**Document passage:**
Recently I introduced a new series of articles based upon my five year anniversary this August from finishing cancer treatment and remaining cancer-free.
When I first returned to the pulpit in November of 2005, I preached a series of three sermons from Psalm 116 entitled Seven Biblical Resolutions Distilled from a Battle with Cancer. You can listen to part one here.
I articulated this theme from the text in light of the apparent deliverance enjoyed by the psalmist from some recent life-and-death threat:
Deliverance by God from desperate straits warrants renewed resolves in a relationship with God.
In the last post I addressed the first and arguably most important resolve toward God when He comes through big time in our lives – resolved to delight in God (1a). Now for the second.
Resolved – to pray to God (1b-4).
One major reason for the expanded intensity of the psalmist’s love for God comes from his experience of answered prayer. I love the Lord because he has heard my voice and pleas for mercy. Because he inclined his ear to me. The Hebrew word for inclined means to stretch out. There is something here of the condescension of our glorious God who bends down from heaven and cups a hand to His ear in order to hear even our faintest of prayers to Him.
Never is that more appropriate than in a time of crisis. Look at vv. 3-4 – the snares of death encompassed me; the pangs of Sheol laid hold on me; I suffered distress and anguish. THEN, I called on the name of the Lord (emphasis added). And he gives us the very words of his prayer – O Lord, I pray, deliver my soul! Not a particularly long prayer. Not a particularly eloquent prayer. Certainly not a difficult prayer. But prayer enough for the dire circumstances. Deliver me.
I can’t tell you how many times I lay my head down on the pillow at night during the final months of treatment and simply prayed, O Lord, have mercy on me, a sinner. It’s all I could muster.
Why night after night should any of us pray? Because God has decreed and ordained that He will work in our lives through the means of answered prayer. As a result the writer makes his first overt resolve in v. 2 – Therefore I will call on him as long as I live.

**Exercise set:**
1) Summarize the post on Psalm 116 above in two sentences.
2) Answer these questions from the post on Psalm 116 above:
(a) In what month and year did the writer return to the pulpit?
(b) What does the Hebrew word for "inclined" mean?
(c) What did the writer pray at night during the final months of treatment?

Document layout analysis data:
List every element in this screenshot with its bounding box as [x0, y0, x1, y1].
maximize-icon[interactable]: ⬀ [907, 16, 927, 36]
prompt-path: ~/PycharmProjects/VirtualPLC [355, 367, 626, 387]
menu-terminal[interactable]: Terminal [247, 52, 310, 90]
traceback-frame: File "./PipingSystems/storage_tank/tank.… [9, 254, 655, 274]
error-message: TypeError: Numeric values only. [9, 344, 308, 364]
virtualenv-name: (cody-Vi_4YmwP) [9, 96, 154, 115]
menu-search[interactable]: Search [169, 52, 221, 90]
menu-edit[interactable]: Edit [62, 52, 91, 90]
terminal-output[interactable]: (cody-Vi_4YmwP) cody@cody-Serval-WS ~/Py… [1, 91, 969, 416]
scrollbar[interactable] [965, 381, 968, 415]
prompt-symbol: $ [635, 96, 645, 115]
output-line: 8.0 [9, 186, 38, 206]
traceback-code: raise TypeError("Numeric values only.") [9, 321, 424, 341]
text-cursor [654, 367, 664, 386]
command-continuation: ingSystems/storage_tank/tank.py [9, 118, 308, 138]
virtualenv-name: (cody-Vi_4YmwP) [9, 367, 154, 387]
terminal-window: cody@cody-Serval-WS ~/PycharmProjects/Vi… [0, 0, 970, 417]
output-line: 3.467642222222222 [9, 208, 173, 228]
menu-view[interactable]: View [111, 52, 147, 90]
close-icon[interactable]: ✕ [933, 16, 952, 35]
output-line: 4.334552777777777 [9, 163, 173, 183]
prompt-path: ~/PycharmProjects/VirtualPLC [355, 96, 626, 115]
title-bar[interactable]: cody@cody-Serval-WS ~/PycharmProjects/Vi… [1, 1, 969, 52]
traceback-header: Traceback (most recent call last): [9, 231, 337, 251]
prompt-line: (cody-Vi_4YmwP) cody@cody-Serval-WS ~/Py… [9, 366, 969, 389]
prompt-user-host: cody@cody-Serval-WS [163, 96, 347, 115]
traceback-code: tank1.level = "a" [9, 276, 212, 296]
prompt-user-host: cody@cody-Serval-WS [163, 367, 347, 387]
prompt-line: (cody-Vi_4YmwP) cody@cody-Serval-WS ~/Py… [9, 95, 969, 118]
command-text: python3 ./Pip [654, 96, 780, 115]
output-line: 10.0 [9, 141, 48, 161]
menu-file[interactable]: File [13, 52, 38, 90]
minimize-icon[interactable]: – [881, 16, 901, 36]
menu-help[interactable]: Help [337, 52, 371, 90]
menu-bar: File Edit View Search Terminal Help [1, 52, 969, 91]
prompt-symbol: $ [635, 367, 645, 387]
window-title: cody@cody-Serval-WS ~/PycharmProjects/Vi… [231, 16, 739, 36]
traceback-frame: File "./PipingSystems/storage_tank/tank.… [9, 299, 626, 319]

**Response list:**
1) Marking five years since finishing cancer treatment, the post presents the second resolve drawn from Psalm 116: to pray to God (vv. 1b-4), because the psalmist's love for God grew from answered prayer. It points to his short cry for deliverance when the snares of death encompassed him and to his resolve in v. 2 to call on God as long as he lives, since God works in our lives through answered prayer.

2)
(a) November 2005.
(b) It means to stretch out.
(c) "O Lord, have mercy on me, a sinner."